**What to do:** Look over the entries that follow and work out how many lines contain "tracks". State the number only.

**Entries supplied:**
— Start —

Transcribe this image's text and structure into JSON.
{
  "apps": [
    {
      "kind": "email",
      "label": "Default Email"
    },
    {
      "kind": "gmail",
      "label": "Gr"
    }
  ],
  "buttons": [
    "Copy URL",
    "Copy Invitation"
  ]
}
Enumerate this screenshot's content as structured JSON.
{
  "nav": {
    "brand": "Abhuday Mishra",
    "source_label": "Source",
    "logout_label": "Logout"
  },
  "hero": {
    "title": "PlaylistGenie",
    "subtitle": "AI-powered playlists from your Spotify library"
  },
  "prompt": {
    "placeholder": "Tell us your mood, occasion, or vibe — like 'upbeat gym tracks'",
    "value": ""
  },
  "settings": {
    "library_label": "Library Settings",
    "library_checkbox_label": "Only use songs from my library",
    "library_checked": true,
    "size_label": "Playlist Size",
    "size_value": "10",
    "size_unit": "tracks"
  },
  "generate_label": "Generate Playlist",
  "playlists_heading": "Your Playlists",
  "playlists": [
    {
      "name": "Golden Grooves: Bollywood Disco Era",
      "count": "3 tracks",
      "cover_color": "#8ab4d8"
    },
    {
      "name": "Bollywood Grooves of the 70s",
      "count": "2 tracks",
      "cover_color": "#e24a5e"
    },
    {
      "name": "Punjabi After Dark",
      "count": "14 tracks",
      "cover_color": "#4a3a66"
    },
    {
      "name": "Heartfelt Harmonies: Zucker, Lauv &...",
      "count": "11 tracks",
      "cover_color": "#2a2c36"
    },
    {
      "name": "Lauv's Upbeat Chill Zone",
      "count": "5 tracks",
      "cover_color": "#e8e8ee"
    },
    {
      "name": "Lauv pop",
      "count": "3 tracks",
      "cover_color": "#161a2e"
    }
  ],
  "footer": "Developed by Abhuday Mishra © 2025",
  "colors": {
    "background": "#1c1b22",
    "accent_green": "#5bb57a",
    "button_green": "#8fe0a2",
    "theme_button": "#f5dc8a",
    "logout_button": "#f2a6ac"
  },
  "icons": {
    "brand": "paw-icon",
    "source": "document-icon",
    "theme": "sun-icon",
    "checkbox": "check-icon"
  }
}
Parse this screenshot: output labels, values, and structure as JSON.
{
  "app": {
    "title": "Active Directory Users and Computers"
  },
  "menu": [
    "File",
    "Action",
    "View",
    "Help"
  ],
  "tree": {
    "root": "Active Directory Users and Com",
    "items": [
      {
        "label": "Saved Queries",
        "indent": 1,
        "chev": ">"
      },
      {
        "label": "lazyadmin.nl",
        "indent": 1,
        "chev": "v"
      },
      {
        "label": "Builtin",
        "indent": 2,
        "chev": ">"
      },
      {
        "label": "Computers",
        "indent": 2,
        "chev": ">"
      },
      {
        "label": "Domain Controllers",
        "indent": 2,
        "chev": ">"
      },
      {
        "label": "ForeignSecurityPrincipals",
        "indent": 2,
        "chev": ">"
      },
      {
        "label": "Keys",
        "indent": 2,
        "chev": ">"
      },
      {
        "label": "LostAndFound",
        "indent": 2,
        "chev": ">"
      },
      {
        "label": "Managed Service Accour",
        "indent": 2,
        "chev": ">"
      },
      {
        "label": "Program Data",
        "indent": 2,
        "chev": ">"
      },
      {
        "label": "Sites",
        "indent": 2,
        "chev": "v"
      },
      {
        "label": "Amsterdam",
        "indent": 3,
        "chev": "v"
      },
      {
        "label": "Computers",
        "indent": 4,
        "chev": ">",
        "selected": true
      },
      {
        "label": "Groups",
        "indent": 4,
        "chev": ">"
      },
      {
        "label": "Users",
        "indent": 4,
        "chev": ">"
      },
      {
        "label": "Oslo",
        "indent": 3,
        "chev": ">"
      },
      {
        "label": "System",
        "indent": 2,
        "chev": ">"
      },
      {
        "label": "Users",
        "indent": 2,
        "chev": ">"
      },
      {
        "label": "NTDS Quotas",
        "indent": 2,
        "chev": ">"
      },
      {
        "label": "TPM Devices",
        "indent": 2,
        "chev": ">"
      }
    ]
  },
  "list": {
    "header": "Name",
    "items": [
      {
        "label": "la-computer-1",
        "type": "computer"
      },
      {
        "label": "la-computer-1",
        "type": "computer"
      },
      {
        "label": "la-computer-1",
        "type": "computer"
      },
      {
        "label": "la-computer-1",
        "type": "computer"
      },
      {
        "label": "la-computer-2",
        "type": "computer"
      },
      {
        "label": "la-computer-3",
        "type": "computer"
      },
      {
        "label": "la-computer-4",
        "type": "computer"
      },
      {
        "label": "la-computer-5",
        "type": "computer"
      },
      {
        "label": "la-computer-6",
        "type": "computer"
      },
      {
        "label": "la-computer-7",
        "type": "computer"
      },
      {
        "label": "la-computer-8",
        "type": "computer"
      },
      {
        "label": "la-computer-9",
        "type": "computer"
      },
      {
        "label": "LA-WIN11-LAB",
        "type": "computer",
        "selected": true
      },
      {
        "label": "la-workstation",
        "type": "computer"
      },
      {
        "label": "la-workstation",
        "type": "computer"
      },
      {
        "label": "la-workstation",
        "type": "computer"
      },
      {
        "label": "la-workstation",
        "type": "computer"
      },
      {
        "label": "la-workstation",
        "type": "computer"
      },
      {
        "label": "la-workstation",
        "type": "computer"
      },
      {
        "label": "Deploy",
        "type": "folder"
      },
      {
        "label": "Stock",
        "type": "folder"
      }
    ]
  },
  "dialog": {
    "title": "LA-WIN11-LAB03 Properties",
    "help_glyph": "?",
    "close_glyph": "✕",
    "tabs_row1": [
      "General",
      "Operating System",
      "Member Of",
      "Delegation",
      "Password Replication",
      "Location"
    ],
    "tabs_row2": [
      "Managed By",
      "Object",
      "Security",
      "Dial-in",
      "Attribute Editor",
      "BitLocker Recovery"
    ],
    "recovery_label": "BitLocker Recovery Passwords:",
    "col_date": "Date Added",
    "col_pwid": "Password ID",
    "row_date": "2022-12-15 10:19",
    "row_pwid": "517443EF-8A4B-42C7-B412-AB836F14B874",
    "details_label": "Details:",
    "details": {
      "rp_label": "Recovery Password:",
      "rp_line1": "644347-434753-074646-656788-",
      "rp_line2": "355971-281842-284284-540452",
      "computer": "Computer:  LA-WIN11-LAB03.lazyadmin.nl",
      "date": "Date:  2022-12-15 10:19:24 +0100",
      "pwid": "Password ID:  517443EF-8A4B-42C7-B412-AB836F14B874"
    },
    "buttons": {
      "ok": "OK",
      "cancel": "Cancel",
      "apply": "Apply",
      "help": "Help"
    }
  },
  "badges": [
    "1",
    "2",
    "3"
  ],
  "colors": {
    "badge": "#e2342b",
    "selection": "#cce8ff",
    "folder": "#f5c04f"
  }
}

— End —

**Solution for this task:** 8